It is required that all of the data be written out exactly.
# START OF RAW DATA
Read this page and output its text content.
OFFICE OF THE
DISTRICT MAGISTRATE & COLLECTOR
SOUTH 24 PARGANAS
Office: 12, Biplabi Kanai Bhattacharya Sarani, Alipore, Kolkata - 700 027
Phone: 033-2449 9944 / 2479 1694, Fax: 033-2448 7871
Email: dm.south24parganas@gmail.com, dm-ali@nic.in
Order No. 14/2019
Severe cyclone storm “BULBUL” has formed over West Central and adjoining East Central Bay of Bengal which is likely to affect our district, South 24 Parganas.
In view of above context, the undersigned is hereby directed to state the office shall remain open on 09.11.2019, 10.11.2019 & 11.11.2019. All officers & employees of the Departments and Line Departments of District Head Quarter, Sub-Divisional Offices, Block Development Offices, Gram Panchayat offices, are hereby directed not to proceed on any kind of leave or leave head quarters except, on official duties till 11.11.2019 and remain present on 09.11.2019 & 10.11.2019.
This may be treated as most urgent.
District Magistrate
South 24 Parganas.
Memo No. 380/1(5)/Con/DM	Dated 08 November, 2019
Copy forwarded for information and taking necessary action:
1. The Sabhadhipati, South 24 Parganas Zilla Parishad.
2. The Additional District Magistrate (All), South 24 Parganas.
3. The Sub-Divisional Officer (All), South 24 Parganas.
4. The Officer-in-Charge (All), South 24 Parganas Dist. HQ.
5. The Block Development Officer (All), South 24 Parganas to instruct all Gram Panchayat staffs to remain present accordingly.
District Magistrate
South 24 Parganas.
# END OF RAW DATA
■ **TASK RESPONSE**
Read this page and output its text content.
OFFICE OF THE
DISTRICT MAGISTRATE & COLLECTOR
SOUTH 24 PARGANAS
Office: 12, Biplabi Kanai Bhattacharya Sarani, Alipore, Kolkata - 700 027
Phone: 033-2449 9944 / 2479 1694, Fax: 033-2448 7871
Email: dm.south24parganas@gmail.com, dm-ali@nic.in
Order No. 14/2019
Severe cyclone storm “BULBUL” has formed over West Central and adjoining East Central Bay of Bengal which is likely to affect our district, South 24 Parganas.
In view of above context, the undersigned is hereby directed to state the office shall remain open on 09.11.2019, 10.11.2019 & 11.11.2019. All officers & employees of the Departments and Line Departments of District Head Quarter, Sub-Divisional Offices, Block Development Offices, Gram Panchayat offices, are hereby directed not to proceed on any kind of leave or leave head quarters except, on official duties till 11.11.2019 and remain present on 09.11.2019 & 10.11.2019.
This may be treated as most urgent.
District Magistrate
South 24 Parganas.
Memo No. 380/1(5)/Con/DM	Dated 08 November, 2019
Copy forwarded for information and taking necessary action:
1. The Sabhadhipati, South 24 Parganas Zilla Parishad.
2. The Additional District Magistrate (All), South 24 Parganas.
3. The Sub-Divisional Officer (All), South 24 Parganas.
4. The Officer-in-Charge (All), South 24 Parganas Dist. HQ.
5. The Block Development Officer (All), South 24 Parganas to instruct all Gram Panchayat staffs to remain present accordingly.
District Magistrate
South 24 Parganas.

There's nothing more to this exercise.